- **JOB**: Take the material below and write it all out again exactly.

== DATA LINES ==

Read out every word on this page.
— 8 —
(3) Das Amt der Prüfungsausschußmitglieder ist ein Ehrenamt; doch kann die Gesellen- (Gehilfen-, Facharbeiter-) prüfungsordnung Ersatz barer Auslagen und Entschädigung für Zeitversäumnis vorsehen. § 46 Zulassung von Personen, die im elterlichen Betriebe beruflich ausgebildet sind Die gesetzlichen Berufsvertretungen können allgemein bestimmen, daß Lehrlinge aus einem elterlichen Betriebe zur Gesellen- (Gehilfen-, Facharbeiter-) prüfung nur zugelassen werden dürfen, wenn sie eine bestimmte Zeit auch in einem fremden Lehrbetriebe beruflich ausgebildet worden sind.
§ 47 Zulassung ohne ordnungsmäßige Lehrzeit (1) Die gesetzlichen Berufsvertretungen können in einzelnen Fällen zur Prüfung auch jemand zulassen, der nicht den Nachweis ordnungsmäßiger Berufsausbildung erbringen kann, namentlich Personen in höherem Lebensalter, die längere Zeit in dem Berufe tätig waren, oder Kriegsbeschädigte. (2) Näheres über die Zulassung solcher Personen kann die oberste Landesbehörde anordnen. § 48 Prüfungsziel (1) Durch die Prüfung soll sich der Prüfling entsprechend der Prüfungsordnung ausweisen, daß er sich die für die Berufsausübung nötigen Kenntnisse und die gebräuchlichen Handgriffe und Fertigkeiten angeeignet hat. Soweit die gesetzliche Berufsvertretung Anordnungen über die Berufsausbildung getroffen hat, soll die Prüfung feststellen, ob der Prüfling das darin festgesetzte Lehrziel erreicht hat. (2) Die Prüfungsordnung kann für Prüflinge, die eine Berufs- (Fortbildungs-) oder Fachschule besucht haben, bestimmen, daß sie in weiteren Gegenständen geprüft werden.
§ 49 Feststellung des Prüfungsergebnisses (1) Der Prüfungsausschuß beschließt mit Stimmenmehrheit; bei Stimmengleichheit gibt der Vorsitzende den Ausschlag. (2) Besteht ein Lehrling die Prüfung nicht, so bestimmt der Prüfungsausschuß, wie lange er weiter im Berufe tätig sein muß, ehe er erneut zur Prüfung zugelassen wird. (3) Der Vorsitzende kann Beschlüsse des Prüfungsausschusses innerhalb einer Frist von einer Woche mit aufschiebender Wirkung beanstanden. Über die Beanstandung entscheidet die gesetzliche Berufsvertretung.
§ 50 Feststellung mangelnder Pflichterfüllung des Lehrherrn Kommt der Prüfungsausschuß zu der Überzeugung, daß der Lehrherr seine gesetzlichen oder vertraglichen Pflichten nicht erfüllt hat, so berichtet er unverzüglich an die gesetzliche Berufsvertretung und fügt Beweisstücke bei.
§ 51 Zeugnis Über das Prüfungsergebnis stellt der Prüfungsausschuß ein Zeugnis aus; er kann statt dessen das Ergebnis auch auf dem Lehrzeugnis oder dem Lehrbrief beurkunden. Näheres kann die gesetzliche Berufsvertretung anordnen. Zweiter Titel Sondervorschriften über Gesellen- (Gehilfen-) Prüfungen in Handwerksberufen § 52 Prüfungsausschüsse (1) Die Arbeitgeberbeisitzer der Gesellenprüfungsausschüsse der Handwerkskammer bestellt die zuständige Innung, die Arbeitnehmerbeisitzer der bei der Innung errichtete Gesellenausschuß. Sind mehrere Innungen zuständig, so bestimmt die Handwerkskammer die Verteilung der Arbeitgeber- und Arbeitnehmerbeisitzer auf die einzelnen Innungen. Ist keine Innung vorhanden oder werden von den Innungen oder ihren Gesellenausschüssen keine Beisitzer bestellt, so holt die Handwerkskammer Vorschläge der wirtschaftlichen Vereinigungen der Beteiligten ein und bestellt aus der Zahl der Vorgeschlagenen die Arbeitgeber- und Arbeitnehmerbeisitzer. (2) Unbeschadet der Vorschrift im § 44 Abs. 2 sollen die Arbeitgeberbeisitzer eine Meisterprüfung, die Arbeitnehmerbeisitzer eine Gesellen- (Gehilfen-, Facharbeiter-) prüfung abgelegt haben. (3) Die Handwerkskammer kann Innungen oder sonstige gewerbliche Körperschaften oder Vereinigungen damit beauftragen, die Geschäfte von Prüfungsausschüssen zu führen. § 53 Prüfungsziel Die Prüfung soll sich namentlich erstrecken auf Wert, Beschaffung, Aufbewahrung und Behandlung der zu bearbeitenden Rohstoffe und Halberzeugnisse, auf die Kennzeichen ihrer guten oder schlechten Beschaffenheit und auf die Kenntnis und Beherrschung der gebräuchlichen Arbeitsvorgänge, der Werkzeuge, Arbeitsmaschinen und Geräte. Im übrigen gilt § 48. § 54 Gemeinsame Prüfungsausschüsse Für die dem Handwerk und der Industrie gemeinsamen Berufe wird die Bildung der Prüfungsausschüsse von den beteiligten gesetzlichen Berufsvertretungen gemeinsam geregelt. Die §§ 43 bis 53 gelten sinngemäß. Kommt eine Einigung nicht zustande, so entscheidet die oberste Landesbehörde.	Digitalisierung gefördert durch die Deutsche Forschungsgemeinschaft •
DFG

===

- **REPLY TO THE TASK**:
Read out every word on this page.
— 8 —
(3) Das Amt der Prüfungsausschußmitglieder ist ein Ehrenamt; doch kann die Gesellen- (Gehilfen-, Facharbeiter-) prüfungsordnung Ersatz barer Auslagen und Entschädigung für Zeitversäumnis vorsehen. § 46 Zulassung von Personen, die im elterlichen Betriebe beruflich ausgebildet sind Die gesetzlichen Berufsvertretungen können allgemein bestimmen, daß Lehrlinge aus einem elterlichen Betriebe zur Gesellen- (Gehilfen-, Facharbeiter-) prüfung nur zugelassen werden dürfen, wenn sie eine bestimmte Zeit auch in einem fremden Lehrbetriebe beruflich ausgebildet worden sind.
§ 47 Zulassung ohne ordnungsmäßige Lehrzeit (1) Die gesetzlichen Berufsvertretungen können in einzelnen Fällen zur Prüfung auch jemand zulassen, der nicht den Nachweis ordnungsmäßiger Berufsausbildung erbringen kann, namentlich Personen in höherem Lebensalter, die längere Zeit in dem Berufe tätig waren, oder Kriegsbeschädigte. (2) Näheres über die Zulassung solcher Personen kann die oberste Landesbehörde anordnen. § 48 Prüfungsziel (1) Durch die Prüfung soll sich der Prüfling entsprechend der Prüfungsordnung ausweisen, daß er sich die für die Berufsausübung nötigen Kenntnisse und die gebräuchlichen Handgriffe und Fertigkeiten angeeignet hat. Soweit die gesetzliche Berufsvertretung Anordnungen über die Berufsausbildung getroffen hat, soll die Prüfung feststellen, ob der Prüfling das darin festgesetzte Lehrziel erreicht hat. (2) Die Prüfungsordnung kann für Prüflinge, die eine Berufs- (Fortbildungs-) oder Fachschule besucht haben, bestimmen, daß sie in weiteren Gegenständen geprüft werden.
§ 49 Feststellung des Prüfungsergebnisses (1) Der Prüfungsausschuß beschließt mit Stimmenmehrheit; bei Stimmengleichheit gibt der Vorsitzende den Ausschlag. (2) Besteht ein Lehrling die Prüfung nicht, so bestimmt der Prüfungsausschuß, wie lange er weiter im Berufe tätig sein muß, ehe er erneut zur Prüfung zugelassen wird. (3) Der Vorsitzende kann Beschlüsse des Prüfungsausschusses innerhalb einer Frist von einer Woche mit aufschiebender Wirkung beanstanden. Über die Beanstandung entscheidet die gesetzliche Berufsvertretung.
§ 50 Feststellung mangelnder Pflichterfüllung des Lehrherrn Kommt der Prüfungsausschuß zu der Überzeugung, daß der Lehrherr seine gesetzlichen oder vertraglichen Pflichten nicht erfüllt hat, so berichtet er unverzüglich an die gesetzliche Berufsvertretung und fügt Beweisstücke bei.
§ 51 Zeugnis Über das Prüfungsergebnis stellt der Prüfungsausschuß ein Zeugnis aus; er kann statt dessen das Ergebnis auch auf dem Lehrzeugnis oder dem Lehrbrief beurkunden. Näheres kann die gesetzliche Berufsvertretung anordnen. Zweiter Titel Sondervorschriften über Gesellen- (Gehilfen-) Prüfungen in Handwerksberufen § 52 Prüfungsausschüsse (1) Die Arbeitgeberbeisitzer der Gesellenprüfungsausschüsse der Handwerkskammer bestellt die zuständige Innung, die Arbeitnehmerbeisitzer der bei der Innung errichtete Gesellenausschuß. Sind mehrere Innungen zuständig, so bestimmt die Handwerkskammer die Verteilung der Arbeitgeber- und Arbeitnehmerbeisitzer auf die einzelnen Innungen. Ist keine Innung vorhanden oder werden von den Innungen oder ihren Gesellenausschüssen keine Beisitzer bestellt, so holt die Handwerkskammer Vorschläge der wirtschaftlichen Vereinigungen der Beteiligten ein und bestellt aus der Zahl der Vorgeschlagenen die Arbeitgeber- und Arbeitnehmerbeisitzer. (2) Unbeschadet der Vorschrift im § 44 Abs. 2 sollen die Arbeitgeberbeisitzer eine Meisterprüfung, die Arbeitnehmerbeisitzer eine Gesellen- (Gehilfen-, Facharbeiter-) prüfung abgelegt haben. (3) Die Handwerkskammer kann Innungen oder sonstige gewerbliche Körperschaften oder Vereinigungen damit beauftragen, die Geschäfte von Prüfungsausschüssen zu führen. § 53 Prüfungsziel Die Prüfung soll sich namentlich erstrecken auf Wert, Beschaffung, Aufbewahrung und Behandlung der zu bearbeitenden Rohstoffe und Halberzeugnisse, auf die Kennzeichen ihrer guten oder schlechten Beschaffenheit und auf die Kenntnis und Beherrschung der gebräuchlichen Arbeitsvorgänge, der Werkzeuge, Arbeitsmaschinen und Geräte. Im übrigen gilt § 48. § 54 Gemeinsame Prüfungsausschüsse Für die dem Handwerk und der Industrie gemeinsamen Berufe wird die Bildung der Prüfungsausschüsse von den beteiligten gesetzlichen Berufsvertretungen gemeinsam geregelt. Die §§ 43 bis 53 gelten sinngemäß. Kommt eine Einigung nicht zustande, so entscheidet die oberste Landesbehörde.	Digitalisierung gefördert durch die Deutsche Forschungsgemeinschaft •
DFG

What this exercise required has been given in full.